* _What is required_
Take every line where the string "title" appears and copy it.

▼

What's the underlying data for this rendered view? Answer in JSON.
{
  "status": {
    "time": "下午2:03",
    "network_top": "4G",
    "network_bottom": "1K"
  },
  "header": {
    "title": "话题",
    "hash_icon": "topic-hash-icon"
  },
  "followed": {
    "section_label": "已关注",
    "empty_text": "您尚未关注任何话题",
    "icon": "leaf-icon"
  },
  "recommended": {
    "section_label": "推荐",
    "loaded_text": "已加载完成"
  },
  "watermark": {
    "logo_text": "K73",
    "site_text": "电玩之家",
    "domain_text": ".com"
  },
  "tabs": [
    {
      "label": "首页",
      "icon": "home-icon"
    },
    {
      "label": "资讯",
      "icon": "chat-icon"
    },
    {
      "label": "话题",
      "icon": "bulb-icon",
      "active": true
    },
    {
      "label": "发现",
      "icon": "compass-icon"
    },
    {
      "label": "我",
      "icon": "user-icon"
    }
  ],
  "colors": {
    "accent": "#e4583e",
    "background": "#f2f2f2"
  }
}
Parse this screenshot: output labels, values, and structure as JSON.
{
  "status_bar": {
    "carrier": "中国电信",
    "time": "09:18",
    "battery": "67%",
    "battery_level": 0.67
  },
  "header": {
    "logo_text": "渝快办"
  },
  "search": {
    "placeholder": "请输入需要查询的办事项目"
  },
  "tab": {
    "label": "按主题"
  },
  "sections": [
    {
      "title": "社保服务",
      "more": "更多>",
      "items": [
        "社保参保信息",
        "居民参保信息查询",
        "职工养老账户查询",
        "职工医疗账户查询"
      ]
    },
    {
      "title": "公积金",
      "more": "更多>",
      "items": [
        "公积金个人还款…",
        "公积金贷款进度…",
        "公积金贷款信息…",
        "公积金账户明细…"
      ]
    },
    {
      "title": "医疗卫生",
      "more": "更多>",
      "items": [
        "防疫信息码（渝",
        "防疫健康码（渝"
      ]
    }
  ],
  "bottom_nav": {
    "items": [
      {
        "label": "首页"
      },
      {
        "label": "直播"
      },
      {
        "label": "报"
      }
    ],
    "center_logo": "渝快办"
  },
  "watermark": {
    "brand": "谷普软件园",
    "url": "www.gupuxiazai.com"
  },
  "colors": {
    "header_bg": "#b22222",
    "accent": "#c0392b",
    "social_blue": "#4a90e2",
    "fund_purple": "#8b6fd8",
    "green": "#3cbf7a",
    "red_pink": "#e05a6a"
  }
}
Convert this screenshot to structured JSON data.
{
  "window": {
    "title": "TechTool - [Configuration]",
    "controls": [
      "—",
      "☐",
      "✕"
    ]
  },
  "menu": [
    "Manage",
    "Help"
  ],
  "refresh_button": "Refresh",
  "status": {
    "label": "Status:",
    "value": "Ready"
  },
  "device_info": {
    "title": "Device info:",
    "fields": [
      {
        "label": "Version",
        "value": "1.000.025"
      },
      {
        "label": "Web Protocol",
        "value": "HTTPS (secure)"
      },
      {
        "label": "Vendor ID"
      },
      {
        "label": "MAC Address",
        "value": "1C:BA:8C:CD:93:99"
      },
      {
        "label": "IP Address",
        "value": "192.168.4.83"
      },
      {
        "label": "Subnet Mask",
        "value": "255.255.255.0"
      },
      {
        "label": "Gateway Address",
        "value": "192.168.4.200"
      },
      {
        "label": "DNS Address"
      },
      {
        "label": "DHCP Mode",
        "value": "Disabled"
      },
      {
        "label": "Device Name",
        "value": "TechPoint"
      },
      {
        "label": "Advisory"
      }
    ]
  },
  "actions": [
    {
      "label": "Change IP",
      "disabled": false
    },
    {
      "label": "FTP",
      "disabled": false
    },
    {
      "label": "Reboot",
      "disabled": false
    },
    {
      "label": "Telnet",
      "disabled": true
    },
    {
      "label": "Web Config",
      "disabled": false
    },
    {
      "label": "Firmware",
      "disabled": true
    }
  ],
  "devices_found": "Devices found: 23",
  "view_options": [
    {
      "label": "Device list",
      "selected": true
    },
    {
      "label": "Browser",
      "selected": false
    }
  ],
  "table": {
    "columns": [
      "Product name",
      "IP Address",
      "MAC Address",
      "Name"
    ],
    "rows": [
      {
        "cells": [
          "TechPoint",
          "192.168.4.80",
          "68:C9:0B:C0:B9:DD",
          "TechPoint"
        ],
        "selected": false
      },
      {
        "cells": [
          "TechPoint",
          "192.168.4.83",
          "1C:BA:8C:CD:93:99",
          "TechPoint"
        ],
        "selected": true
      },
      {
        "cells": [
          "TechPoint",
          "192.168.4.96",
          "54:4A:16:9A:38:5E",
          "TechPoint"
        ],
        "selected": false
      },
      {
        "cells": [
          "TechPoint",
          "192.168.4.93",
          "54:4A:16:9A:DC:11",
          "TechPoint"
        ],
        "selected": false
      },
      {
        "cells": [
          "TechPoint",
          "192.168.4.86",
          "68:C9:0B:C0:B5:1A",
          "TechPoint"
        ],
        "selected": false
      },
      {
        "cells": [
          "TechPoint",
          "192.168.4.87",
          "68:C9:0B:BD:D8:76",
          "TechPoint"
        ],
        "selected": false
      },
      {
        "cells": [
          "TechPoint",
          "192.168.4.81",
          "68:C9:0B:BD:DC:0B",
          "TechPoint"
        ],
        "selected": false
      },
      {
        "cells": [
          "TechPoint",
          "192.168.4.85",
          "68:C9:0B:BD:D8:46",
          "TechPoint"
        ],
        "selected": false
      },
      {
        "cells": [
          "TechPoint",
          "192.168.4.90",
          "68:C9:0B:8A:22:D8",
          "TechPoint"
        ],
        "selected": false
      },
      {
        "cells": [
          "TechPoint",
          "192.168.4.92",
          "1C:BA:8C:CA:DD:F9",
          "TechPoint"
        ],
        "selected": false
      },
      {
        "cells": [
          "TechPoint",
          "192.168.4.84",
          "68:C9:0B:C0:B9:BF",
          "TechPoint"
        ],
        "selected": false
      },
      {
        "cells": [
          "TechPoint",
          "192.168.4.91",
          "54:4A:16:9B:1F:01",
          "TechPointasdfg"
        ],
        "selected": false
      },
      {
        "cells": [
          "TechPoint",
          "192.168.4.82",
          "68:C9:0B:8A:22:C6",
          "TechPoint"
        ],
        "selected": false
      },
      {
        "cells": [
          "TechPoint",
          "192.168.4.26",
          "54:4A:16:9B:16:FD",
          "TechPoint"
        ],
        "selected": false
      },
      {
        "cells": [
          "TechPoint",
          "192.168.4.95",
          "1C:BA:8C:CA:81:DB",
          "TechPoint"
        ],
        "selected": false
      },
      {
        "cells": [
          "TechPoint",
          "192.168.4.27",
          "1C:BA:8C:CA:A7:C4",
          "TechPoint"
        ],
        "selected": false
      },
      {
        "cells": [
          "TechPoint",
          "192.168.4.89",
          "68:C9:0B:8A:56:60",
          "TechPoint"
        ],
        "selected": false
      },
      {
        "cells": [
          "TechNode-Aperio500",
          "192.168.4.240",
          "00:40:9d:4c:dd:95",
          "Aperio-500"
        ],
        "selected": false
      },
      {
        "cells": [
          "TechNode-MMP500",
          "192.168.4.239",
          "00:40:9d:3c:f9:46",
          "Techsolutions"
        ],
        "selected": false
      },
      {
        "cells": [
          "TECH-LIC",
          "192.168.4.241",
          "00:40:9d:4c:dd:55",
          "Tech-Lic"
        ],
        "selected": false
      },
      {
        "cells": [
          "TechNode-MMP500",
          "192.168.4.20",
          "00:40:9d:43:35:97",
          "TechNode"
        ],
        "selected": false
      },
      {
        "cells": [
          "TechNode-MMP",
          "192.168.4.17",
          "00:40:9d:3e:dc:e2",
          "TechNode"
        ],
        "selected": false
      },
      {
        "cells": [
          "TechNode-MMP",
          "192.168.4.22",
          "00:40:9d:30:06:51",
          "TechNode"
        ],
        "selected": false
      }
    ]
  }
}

▲

* _The reply_
    "title": "话题",
      "title": "社保服务",
      "title": "公积金",
      "title": "医疗卫生",
    "title": "TechTool - [Configuration]",
    "title": "Device info:",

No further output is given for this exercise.